THE PROBLEM
Count every line that holds the string "উৎসব", and report the number alone.

RECORDS TO USE
■ ■ ■ ■ ■ ■ ■

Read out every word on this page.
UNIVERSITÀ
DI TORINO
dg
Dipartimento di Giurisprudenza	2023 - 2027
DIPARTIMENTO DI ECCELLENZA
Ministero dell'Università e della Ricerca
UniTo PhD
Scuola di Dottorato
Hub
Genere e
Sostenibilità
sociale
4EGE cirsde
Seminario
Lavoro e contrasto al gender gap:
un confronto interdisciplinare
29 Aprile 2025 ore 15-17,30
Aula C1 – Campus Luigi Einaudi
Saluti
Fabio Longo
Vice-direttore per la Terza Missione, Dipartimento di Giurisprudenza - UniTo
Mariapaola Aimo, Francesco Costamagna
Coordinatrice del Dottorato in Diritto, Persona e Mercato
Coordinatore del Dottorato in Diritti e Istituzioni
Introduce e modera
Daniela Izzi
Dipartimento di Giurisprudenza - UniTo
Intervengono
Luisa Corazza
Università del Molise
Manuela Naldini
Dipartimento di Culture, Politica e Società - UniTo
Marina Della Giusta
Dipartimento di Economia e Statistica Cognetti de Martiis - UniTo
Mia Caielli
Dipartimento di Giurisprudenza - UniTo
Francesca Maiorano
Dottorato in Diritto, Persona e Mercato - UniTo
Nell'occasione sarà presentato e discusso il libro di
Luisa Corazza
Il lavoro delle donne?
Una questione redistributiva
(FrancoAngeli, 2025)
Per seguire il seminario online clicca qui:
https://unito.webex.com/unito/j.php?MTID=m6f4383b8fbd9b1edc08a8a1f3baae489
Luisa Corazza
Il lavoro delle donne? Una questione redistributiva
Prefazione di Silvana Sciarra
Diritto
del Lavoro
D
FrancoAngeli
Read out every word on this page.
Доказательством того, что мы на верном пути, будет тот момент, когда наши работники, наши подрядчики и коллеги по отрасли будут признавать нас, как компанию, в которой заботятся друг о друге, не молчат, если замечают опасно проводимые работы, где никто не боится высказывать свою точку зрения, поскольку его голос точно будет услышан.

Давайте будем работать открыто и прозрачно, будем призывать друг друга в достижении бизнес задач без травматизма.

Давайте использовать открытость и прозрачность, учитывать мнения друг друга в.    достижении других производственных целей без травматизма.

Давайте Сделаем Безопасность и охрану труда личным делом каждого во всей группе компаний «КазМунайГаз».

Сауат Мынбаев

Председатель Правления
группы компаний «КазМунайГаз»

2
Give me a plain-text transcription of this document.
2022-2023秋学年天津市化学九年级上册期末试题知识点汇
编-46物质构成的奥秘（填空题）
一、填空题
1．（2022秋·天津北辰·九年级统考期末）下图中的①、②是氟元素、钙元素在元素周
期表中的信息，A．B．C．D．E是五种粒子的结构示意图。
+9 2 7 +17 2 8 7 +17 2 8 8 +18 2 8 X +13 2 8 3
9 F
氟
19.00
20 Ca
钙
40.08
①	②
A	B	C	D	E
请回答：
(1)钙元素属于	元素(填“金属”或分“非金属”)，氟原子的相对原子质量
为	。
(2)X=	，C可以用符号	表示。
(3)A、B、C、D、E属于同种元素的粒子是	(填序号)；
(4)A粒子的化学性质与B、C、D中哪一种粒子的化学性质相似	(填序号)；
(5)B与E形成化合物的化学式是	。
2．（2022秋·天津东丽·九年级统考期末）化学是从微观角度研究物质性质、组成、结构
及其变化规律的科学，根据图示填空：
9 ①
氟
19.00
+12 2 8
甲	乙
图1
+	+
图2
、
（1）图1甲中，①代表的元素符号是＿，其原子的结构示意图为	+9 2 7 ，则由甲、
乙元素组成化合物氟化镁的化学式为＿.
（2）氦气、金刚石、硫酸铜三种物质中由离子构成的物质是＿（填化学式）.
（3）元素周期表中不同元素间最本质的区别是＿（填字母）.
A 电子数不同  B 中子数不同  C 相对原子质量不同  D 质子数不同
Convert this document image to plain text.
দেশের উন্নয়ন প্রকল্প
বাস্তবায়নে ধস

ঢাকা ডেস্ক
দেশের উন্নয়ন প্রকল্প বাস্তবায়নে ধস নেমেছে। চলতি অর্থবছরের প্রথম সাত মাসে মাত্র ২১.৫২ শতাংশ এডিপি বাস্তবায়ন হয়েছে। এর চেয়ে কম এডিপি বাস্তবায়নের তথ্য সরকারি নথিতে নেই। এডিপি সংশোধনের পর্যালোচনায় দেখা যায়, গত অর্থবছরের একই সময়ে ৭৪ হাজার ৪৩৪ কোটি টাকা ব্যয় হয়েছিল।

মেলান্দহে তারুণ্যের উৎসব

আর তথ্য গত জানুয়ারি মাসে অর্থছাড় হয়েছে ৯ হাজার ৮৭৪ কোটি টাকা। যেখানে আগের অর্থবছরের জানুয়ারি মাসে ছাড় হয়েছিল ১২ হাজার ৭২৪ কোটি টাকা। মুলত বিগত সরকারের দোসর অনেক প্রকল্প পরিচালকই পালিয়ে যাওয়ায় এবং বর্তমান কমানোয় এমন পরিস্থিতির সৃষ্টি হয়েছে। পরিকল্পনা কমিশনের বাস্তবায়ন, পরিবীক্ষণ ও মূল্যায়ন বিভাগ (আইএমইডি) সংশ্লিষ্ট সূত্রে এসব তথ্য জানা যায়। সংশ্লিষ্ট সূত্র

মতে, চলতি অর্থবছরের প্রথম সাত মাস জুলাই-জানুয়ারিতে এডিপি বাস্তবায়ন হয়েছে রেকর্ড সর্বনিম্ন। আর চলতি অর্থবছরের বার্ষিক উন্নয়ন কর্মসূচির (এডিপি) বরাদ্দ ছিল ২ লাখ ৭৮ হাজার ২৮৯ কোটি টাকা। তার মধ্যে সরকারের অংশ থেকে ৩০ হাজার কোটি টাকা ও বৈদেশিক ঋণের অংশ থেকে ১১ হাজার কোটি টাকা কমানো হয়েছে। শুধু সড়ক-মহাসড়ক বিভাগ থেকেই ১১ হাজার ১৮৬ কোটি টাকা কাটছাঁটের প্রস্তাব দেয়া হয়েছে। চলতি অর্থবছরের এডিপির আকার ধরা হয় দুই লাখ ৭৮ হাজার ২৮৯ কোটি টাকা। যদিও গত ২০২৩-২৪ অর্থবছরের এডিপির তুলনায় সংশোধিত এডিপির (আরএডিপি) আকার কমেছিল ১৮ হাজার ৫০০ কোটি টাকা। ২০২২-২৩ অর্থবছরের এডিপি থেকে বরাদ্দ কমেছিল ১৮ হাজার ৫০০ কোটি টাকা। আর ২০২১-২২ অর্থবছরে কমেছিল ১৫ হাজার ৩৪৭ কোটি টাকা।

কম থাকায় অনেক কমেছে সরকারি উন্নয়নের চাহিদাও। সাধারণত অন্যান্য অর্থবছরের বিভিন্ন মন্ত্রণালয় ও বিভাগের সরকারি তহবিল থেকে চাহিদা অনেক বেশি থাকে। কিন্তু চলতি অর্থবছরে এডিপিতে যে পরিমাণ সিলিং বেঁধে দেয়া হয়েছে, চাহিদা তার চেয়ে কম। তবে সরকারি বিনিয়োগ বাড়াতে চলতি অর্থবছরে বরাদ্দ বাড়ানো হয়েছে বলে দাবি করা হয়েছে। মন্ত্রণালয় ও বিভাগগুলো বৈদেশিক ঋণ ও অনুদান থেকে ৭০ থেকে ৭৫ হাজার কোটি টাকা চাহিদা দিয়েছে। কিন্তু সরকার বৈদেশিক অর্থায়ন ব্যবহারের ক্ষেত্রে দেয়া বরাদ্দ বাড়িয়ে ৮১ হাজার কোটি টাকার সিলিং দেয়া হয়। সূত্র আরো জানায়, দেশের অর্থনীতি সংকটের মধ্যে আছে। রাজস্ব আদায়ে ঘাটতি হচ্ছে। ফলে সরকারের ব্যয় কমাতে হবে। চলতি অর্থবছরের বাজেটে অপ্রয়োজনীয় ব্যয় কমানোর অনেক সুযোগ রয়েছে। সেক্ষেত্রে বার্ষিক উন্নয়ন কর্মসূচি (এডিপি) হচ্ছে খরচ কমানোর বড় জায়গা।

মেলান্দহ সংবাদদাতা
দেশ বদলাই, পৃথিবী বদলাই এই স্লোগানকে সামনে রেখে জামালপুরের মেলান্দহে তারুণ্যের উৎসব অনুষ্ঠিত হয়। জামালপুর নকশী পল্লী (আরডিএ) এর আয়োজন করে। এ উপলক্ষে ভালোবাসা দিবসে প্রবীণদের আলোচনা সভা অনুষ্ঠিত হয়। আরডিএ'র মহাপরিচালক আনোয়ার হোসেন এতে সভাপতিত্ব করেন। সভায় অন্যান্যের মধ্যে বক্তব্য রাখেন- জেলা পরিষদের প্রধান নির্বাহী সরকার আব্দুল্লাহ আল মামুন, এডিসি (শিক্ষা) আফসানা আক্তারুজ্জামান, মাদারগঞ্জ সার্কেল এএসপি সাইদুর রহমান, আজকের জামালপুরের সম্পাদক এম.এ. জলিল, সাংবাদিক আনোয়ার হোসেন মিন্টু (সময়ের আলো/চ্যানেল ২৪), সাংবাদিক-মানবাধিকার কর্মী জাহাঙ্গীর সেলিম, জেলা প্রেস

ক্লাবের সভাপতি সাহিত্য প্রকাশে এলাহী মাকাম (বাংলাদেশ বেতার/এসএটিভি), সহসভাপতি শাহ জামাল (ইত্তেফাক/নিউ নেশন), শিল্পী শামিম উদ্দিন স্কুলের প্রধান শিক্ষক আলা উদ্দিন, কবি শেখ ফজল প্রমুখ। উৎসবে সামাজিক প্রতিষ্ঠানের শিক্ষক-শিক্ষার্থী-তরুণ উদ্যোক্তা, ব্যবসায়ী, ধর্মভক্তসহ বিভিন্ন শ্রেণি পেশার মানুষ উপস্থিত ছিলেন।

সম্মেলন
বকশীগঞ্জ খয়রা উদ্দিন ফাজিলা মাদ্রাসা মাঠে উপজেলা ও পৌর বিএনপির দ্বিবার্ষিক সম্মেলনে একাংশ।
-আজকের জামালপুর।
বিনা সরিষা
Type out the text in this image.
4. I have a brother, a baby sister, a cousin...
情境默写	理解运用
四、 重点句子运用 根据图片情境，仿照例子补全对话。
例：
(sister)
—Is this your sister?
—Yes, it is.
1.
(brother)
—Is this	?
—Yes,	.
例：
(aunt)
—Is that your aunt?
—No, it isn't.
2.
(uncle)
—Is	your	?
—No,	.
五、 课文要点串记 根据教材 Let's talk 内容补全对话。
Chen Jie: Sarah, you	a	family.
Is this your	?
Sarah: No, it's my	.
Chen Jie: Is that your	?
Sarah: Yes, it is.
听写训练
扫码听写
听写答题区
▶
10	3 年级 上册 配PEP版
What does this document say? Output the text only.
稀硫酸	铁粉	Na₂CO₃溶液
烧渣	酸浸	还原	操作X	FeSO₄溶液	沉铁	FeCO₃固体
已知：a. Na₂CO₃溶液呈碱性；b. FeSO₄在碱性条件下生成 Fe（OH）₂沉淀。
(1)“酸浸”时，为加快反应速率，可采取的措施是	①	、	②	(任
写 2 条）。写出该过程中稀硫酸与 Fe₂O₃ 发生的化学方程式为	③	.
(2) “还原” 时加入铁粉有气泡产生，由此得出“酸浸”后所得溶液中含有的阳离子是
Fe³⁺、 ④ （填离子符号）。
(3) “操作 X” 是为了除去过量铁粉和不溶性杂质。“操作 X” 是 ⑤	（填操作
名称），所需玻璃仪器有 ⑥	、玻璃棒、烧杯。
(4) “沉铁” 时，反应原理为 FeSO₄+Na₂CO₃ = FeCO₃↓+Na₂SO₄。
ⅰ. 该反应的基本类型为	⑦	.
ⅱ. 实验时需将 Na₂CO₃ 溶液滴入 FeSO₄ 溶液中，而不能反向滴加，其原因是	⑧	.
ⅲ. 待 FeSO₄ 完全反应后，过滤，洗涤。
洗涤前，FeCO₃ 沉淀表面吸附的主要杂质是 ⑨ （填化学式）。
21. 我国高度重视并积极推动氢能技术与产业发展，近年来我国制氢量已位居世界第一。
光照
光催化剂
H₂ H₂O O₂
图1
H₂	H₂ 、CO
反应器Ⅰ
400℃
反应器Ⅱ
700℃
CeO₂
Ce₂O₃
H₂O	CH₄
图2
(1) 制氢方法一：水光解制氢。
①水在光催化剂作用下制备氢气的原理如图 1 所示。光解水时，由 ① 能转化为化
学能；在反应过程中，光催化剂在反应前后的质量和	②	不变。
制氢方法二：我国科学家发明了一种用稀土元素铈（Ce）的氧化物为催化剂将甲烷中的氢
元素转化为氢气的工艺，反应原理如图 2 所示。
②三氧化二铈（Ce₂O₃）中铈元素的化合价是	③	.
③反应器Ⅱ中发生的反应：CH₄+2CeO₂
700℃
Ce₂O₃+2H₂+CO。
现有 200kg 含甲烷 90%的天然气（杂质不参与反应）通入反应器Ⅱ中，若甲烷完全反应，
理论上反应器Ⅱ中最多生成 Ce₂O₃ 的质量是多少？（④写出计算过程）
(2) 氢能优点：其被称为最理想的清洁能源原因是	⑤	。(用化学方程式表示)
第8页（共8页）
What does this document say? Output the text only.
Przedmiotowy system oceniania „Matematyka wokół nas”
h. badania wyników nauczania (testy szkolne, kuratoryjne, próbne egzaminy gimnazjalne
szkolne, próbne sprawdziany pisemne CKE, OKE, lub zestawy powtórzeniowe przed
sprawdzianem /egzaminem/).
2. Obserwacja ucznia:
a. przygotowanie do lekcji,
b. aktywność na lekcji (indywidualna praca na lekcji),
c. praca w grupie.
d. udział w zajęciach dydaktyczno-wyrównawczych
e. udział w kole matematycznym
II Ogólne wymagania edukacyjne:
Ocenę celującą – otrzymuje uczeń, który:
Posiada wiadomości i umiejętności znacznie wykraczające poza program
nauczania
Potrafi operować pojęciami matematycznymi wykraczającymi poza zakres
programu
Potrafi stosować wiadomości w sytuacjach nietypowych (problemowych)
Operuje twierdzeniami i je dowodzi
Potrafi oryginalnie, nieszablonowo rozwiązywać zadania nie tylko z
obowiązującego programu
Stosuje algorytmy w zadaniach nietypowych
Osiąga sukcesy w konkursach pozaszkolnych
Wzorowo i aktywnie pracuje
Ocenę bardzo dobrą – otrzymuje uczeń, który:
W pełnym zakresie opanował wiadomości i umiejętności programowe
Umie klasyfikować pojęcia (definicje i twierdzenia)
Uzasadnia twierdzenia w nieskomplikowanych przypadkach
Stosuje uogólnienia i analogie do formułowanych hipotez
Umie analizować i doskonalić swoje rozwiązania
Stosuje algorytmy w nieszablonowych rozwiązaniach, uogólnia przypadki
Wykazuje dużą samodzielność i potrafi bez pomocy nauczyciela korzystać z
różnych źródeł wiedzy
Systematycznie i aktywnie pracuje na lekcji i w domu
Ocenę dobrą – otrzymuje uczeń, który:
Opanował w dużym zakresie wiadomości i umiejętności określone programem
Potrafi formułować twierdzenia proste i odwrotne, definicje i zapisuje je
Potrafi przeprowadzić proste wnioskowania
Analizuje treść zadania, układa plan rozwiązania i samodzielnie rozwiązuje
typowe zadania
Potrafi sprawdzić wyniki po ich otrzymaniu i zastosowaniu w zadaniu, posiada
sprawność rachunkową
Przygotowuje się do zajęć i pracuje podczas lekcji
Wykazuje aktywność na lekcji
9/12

■ ■ ■ ■ ■ ■ ■

THE SOLUTION
3